**Aim of the task:** Word for word, give the material below again, minus any images.

────────────────────

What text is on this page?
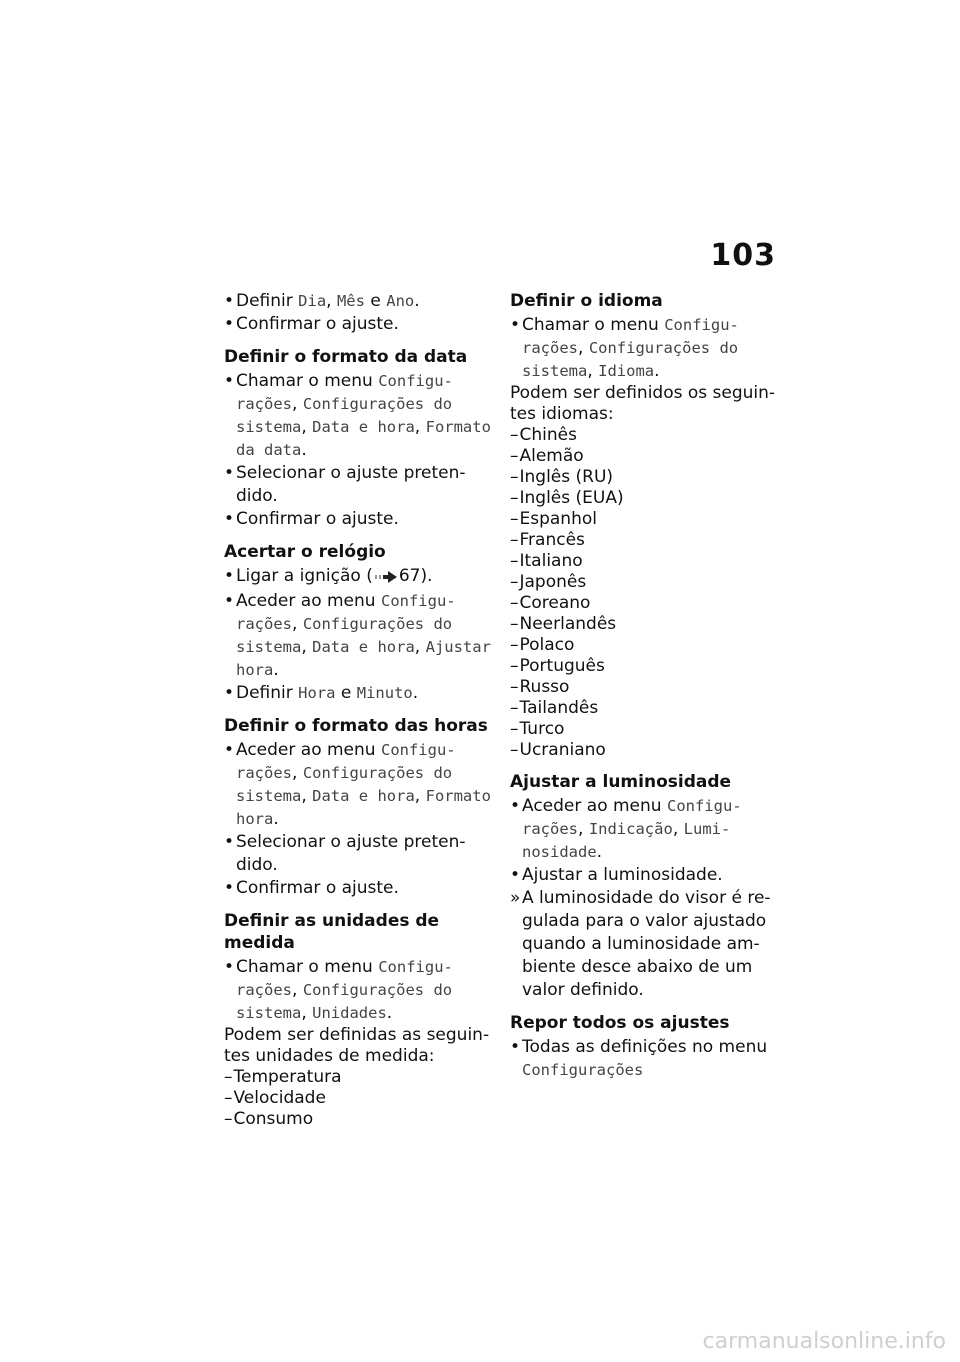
103
• Definir Dia, Mês e Ano.
• Confirmar o ajuste.
Definir o formato da data
• Chamar o menu Configu-rações, Configurações do sistema, Data e hora, Formato da data.
• Selecionar o ajuste preten-dido.
• Confirmar o ajuste.
Acertar o relógio
• Ligar a ignição ( 67).
• Aceder ao menu Configu-rações, Configurações do sistema, Data e hora, Ajustar hora.
• Definir Hora e Minuto.
Definir o formato das horas
• Aceder ao menu Configu-rações, Configurações do sistema, Data e hora, Formato hora.
• Selecionar o ajuste preten-dido.
• Confirmar o ajuste.
Definir as unidades de medida
• Chamar o menu Configu-rações, Configurações do sistema, Unidades.

Podem ser definidas as seguin-tes unidades de medida:

– Temperatura
– Velocidade
– Consumo
Definir o idioma
• Chamar o menu Configu-rações, Configurações do sistema, Idioma.

Podem ser definidos os seguin-tes idiomas:

– Chinês
– Alemão
– Inglês (RU)
– Inglês (EUA)
– Espanhol
– Francês
– Italiano
– Japonês
– Coreano
– Neerlandês
– Polaco
– Português
– Russo
– Tailandês
– Turco
– Ucraniano
Ajustar a luminosidade
• Aceder ao menu Configu-rações, Indicação, Lumi-nosidade.
• Ajustar a luminosidade.
» A luminosidade do visor é re-gulada para o valor ajustado quando a luminosidade am-biente desce abaixo de um valor definido.
Repor todos os ajustes
• Todas as definições no menu Configurações
carmanualsonline.info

────────────────────

**Output of the task:**
What text is on this page?
103
• Definir Dia, Mês e Ano.
• Confirmar o ajuste.
Definir o formato da data
• Chamar o menu Configu-rações, Configurações do sistema, Data e hora, Formato da data.
• Selecionar o ajuste preten-dido.
• Confirmar o ajuste.
Acertar o relógio
• Ligar a ignição ( 67).
• Aceder ao menu Configu-rações, Configurações do sistema, Data e hora, Ajustar hora.
• Definir Hora e Minuto.
Definir o formato das horas
• Aceder ao menu Configu-rações, Configurações do sistema, Data e hora, Formato hora.
• Selecionar o ajuste preten-dido.
• Confirmar o ajuste.
Definir as unidades de medida
• Chamar o menu Configu-rações, Configurações do sistema, Unidades.

Podem ser definidas as seguin-tes unidades de medida:

– Temperatura
– Velocidade
– Consumo
Definir o idioma
• Chamar o menu Configu-rações, Configurações do sistema, Idioma.

Podem ser definidos os seguin-tes idiomas:

– Chinês
– Alemão
– Inglês (RU)
– Inglês (EUA)
– Espanhol
– Francês
– Italiano
– Japonês
– Coreano
– Neerlandês
– Polaco
– Português
– Russo
– Tailandês
– Turco
– Ucraniano
Ajustar a luminosidade
• Aceder ao menu Configu-rações, Indicação, Lumi-nosidade.
• Ajustar a luminosidade.
» A luminosidade do visor é re-gulada para o valor ajustado quando a luminosidade am-biente desce abaixo de um valor definido.
Repor todos os ajustes
• Todas as definições no menu Configurações
carmanualsonline.info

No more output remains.